[Source data]
--- START ---

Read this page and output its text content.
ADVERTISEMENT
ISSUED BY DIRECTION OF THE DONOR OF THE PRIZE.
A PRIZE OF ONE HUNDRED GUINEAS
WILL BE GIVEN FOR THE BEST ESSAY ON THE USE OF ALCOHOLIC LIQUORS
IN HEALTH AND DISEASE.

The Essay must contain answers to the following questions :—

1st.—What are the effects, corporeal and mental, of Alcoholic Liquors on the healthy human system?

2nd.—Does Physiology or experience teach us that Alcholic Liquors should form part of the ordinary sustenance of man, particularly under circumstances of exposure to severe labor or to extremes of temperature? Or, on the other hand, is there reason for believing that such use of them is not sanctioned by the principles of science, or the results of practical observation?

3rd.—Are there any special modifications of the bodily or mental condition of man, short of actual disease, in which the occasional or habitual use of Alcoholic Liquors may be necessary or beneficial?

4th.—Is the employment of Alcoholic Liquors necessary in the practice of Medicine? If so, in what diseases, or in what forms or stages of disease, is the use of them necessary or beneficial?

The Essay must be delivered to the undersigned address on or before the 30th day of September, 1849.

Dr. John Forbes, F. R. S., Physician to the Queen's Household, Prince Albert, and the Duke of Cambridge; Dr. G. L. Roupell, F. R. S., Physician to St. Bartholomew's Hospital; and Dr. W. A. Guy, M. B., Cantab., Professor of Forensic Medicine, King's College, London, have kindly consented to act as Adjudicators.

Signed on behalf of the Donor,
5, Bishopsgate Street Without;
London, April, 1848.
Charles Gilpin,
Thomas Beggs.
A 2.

--- END ---

What you have to do: Produce an exact copy of all the records.

Result:
Read this page and output its text content.
ADVERTISEMENT
ISSUED BY DIRECTION OF THE DONOR OF THE PRIZE.
A PRIZE OF ONE HUNDRED GUINEAS
WILL BE GIVEN FOR THE BEST ESSAY ON THE USE OF ALCOHOLIC LIQUORS
IN HEALTH AND DISEASE.

The Essay must contain answers to the following questions :—

1st.—What are the effects, corporeal and mental, of Alcoholic Liquors on the healthy human system?

2nd.—Does Physiology or experience teach us that Alcholic Liquors should form part of the ordinary sustenance of man, particularly under circumstances of exposure to severe labor or to extremes of temperature? Or, on the other hand, is there reason for believing that such use of them is not sanctioned by the principles of science, or the results of practical observation?

3rd.—Are there any special modifications of the bodily or mental condition of man, short of actual disease, in which the occasional or habitual use of Alcoholic Liquors may be necessary or beneficial?

4th.—Is the employment of Alcoholic Liquors necessary in the practice of Medicine? If so, in what diseases, or in what forms or stages of disease, is the use of them necessary or beneficial?

The Essay must be delivered to the undersigned address on or before the 30th day of September, 1849.

Dr. John Forbes, F. R. S., Physician to the Queen's Household, Prince Albert, and the Duke of Cambridge; Dr. G. L. Roupell, F. R. S., Physician to St. Bartholomew's Hospital; and Dr. W. A. Guy, M. B., Cantab., Professor of Forensic Medicine, King's College, London, have kindly consented to act as Adjudicators.

Signed on behalf of the Donor,
5, Bishopsgate Street Without;
London, April, 1848.
Charles Gilpin,
Thomas Beggs.
A 2.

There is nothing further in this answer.